» Description of the task
Please retype the rows from the very first line through the line that contains "bookmark-item[interactable]: Sslides.com [1358,81,1496,108]", including both ends, with every character kept unchanged.

----

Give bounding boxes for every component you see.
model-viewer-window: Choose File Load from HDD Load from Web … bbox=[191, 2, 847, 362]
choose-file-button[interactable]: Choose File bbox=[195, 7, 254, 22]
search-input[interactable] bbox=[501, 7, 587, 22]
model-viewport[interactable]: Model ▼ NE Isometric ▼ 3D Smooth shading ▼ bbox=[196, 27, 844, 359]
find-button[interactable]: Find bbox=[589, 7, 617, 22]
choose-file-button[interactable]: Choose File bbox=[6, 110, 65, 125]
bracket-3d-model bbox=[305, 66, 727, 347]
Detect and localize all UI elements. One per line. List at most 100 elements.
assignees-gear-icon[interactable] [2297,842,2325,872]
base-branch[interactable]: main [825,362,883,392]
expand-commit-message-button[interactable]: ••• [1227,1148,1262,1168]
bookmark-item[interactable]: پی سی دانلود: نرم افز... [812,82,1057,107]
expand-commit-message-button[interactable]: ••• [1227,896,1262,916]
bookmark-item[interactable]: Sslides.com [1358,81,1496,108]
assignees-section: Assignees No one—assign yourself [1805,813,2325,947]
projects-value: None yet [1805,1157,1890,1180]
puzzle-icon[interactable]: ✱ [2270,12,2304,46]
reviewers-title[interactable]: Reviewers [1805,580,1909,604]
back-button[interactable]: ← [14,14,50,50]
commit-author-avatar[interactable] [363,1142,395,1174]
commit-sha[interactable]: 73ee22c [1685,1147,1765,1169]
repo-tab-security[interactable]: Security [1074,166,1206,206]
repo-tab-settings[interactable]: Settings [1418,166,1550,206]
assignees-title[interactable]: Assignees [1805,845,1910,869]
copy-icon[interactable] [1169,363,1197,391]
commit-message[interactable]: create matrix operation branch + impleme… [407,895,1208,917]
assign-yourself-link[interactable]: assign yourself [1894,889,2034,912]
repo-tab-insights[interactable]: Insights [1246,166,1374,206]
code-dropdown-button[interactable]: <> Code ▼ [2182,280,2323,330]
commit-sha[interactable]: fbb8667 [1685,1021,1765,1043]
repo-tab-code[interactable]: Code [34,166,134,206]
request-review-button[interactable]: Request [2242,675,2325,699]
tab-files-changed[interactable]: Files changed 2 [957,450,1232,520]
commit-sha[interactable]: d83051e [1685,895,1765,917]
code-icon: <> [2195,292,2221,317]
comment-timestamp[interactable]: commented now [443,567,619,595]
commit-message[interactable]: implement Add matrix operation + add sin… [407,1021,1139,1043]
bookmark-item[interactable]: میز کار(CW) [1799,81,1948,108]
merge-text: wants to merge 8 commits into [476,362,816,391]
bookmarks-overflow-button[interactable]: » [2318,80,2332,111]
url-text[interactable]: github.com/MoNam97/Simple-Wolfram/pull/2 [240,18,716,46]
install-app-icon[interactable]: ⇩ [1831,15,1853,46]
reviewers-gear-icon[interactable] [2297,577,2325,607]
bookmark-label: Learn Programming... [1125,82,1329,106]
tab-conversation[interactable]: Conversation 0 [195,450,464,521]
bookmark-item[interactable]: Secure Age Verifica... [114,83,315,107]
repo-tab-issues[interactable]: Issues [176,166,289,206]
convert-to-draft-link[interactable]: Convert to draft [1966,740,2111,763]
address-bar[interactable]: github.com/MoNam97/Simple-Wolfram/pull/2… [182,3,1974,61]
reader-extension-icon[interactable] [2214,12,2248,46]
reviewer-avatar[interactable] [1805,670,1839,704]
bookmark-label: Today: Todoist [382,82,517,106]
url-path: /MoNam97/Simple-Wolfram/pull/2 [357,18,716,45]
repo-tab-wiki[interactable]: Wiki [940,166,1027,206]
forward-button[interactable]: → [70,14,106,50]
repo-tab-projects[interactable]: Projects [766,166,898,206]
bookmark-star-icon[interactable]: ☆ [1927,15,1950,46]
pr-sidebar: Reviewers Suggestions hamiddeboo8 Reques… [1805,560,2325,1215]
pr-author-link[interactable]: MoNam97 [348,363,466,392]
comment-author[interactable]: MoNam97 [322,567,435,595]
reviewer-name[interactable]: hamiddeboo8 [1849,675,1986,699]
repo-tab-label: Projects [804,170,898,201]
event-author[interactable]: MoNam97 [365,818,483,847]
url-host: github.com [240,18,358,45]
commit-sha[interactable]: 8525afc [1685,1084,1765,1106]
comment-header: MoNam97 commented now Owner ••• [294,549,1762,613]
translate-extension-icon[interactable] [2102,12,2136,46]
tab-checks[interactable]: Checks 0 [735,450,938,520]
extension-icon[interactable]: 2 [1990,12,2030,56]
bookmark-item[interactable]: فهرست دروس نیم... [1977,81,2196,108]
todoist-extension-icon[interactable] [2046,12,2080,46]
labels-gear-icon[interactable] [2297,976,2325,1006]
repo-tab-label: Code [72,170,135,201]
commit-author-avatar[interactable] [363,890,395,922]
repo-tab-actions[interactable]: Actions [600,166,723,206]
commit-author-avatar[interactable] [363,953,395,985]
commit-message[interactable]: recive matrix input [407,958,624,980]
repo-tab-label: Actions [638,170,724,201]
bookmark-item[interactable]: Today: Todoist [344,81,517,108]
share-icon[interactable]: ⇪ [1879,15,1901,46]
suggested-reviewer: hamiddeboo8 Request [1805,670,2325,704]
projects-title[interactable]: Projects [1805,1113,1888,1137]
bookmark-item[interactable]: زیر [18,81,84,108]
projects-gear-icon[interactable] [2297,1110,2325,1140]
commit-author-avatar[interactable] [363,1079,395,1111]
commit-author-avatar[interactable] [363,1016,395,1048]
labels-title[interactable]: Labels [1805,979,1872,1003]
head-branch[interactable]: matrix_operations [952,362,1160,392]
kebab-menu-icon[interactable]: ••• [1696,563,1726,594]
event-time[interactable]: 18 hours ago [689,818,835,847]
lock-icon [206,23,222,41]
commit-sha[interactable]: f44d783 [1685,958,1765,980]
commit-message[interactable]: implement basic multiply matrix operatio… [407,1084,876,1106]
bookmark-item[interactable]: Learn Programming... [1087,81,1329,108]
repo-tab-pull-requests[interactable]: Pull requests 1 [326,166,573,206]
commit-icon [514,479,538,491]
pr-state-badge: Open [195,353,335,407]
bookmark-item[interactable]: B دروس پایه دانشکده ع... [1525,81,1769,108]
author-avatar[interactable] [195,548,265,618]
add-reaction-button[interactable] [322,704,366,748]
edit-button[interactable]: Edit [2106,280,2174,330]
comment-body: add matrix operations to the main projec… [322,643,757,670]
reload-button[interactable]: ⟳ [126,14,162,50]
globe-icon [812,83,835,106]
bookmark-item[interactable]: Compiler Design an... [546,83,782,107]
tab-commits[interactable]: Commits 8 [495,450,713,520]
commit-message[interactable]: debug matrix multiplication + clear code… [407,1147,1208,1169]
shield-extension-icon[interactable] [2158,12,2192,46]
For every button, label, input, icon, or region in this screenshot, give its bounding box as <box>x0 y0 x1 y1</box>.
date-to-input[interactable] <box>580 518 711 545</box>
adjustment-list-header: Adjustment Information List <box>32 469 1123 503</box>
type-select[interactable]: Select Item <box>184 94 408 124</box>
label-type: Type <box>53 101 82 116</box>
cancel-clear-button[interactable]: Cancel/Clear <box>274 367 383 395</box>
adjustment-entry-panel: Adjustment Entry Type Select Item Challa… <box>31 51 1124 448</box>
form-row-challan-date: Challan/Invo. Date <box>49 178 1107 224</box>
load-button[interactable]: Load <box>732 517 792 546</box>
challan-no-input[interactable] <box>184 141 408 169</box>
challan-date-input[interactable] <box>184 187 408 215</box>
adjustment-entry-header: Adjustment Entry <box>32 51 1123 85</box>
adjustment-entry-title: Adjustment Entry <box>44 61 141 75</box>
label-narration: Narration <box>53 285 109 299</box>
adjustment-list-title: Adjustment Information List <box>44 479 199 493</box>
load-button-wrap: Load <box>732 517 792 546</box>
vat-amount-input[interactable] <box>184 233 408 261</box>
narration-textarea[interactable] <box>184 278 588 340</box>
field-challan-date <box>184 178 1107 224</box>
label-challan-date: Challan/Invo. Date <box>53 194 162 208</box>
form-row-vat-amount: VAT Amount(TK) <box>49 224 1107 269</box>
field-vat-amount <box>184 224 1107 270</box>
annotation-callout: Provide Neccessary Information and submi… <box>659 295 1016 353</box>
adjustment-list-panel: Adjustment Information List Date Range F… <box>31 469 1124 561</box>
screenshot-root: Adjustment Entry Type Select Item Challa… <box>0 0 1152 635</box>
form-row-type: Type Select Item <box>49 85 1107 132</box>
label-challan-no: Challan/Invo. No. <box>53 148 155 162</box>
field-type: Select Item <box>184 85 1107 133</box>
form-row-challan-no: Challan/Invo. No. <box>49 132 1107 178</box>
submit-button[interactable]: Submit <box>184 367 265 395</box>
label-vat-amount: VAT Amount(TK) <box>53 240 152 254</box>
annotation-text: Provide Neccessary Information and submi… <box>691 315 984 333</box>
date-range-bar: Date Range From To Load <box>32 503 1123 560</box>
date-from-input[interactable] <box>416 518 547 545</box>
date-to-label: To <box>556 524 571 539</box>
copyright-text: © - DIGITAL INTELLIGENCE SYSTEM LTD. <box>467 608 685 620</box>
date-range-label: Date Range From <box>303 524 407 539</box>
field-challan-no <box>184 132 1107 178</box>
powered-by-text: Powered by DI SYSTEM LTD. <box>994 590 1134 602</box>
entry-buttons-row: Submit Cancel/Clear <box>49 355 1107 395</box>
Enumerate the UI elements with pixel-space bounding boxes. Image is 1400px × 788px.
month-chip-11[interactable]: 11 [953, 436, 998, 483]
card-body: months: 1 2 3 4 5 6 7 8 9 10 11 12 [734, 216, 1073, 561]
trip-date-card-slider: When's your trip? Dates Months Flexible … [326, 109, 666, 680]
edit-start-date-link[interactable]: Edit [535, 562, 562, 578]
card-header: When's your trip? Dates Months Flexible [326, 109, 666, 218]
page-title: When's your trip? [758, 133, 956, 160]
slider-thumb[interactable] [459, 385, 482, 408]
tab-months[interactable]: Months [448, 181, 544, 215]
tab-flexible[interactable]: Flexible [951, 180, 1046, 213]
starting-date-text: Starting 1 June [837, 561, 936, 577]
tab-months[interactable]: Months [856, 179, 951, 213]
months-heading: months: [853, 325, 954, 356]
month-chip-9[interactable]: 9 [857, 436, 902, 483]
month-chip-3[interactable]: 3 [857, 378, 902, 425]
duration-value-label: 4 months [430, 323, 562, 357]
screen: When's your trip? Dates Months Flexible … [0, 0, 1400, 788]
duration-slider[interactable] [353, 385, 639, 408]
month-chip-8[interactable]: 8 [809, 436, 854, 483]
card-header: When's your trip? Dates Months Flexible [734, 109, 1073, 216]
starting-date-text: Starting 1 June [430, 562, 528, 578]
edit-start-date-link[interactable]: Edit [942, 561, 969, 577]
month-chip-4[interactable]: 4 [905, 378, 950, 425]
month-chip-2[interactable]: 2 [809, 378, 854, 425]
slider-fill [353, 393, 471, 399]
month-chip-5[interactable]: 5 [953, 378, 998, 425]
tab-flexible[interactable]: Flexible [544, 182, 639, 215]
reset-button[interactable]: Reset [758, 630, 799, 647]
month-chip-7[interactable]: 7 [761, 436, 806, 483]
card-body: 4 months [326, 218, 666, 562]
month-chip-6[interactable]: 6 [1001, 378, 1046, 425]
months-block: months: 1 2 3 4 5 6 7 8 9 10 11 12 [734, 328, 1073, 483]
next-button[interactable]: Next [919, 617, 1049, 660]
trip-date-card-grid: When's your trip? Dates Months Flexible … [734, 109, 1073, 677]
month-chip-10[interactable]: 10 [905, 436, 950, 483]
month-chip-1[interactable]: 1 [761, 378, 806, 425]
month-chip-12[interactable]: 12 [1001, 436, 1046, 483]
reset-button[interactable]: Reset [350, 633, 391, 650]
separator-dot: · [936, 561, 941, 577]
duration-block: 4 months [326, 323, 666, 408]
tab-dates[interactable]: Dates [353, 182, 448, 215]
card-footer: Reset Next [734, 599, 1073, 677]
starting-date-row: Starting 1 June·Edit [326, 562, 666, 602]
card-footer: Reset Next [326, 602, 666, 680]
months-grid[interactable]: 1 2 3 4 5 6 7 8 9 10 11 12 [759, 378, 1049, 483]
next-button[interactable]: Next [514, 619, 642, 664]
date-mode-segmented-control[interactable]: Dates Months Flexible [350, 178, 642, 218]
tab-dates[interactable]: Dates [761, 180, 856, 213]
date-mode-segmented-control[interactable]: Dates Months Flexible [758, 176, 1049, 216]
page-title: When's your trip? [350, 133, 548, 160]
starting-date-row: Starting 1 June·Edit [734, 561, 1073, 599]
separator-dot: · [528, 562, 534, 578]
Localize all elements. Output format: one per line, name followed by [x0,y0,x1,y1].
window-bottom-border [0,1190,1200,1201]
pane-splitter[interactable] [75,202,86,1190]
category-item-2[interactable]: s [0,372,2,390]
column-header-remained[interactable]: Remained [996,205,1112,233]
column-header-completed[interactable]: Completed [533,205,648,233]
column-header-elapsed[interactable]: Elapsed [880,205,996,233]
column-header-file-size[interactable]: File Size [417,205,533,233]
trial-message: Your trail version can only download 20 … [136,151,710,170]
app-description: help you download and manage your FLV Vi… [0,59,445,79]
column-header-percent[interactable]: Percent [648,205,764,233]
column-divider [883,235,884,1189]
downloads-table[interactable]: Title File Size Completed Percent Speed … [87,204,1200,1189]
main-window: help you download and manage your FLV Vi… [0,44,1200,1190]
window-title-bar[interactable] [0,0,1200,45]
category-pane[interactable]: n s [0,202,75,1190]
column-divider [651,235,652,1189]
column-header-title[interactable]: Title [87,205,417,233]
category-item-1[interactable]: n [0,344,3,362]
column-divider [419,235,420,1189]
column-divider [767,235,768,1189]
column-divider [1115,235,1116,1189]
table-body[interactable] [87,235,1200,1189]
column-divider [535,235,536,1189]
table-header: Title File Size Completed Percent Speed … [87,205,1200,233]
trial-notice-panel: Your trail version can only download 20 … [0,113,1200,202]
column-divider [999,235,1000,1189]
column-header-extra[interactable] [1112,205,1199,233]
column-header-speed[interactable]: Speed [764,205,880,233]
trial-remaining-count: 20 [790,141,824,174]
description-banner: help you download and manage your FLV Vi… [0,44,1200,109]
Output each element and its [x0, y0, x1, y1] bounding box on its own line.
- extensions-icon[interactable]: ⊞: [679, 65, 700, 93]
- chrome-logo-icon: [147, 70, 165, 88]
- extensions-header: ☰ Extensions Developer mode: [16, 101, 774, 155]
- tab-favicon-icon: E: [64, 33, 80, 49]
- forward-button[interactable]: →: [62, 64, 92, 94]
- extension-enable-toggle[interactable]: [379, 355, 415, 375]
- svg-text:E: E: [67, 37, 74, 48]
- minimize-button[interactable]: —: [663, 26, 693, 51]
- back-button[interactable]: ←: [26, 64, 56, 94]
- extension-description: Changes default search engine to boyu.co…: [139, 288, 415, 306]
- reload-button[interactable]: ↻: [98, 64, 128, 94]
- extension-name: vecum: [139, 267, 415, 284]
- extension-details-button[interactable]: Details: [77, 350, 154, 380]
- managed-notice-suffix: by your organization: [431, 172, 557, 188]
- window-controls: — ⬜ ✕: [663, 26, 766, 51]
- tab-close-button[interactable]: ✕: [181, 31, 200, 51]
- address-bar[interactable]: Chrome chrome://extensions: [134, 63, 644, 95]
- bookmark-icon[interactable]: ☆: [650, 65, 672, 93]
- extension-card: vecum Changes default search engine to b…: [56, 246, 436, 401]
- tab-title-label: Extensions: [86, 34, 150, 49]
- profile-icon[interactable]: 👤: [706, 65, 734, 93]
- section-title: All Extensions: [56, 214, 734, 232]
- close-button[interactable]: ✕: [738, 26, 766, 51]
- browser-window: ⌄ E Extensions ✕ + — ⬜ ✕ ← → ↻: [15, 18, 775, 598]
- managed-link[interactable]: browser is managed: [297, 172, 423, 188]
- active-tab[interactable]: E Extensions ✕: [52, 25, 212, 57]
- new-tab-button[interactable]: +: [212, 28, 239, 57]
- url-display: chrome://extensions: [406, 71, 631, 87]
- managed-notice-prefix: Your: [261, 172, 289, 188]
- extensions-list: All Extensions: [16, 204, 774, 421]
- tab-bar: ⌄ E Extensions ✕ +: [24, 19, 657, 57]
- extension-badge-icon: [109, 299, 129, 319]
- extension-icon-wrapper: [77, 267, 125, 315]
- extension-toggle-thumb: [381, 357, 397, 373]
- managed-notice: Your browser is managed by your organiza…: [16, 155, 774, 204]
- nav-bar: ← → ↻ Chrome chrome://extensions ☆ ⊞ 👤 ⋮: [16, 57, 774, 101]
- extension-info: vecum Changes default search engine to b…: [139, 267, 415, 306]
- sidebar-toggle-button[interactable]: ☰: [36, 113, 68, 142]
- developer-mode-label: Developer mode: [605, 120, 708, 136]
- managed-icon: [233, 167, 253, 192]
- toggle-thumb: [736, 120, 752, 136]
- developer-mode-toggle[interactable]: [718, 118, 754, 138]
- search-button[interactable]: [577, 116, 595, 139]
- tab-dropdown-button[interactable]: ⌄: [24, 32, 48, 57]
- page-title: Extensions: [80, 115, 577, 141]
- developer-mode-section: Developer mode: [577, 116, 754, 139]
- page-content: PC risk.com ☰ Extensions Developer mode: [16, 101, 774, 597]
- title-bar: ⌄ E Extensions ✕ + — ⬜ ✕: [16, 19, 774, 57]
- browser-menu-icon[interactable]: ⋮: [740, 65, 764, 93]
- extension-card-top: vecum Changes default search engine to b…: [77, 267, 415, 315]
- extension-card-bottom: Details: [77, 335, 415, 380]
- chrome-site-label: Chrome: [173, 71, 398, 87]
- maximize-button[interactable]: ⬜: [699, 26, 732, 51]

----

» Solution
Give bounding boxes for every component you see.
model-viewer-window: Choose File Load from HDD Load from Web … bbox=[191, 2, 847, 362]
choose-file-button[interactable]: Choose File bbox=[195, 7, 254, 22]
search-input[interactable] bbox=[501, 7, 587, 22]
model-viewport[interactable]: Model ▼ NE Isometric ▼ 3D Smooth shading ▼ bbox=[196, 27, 844, 359]
find-button[interactable]: Find bbox=[589, 7, 617, 22]
choose-file-button[interactable]: Choose File bbox=[6, 110, 65, 125]
bracket-3d-model bbox=[305, 66, 727, 347]
Detect and localize all UI elements. One per line. List at most 100 elements.
assignees-gear-icon[interactable] [2297,842,2325,872]
base-branch[interactable]: main [825,362,883,392]
expand-commit-message-button[interactable]: ••• [1227,1148,1262,1168]
bookmark-item[interactable]: پی سی دانلود: نرم افز... [812,82,1057,107]
expand-commit-message-button[interactable]: ••• [1227,896,1262,916]
bookmark-item[interactable]: Sslides.com [1358,81,1496,108]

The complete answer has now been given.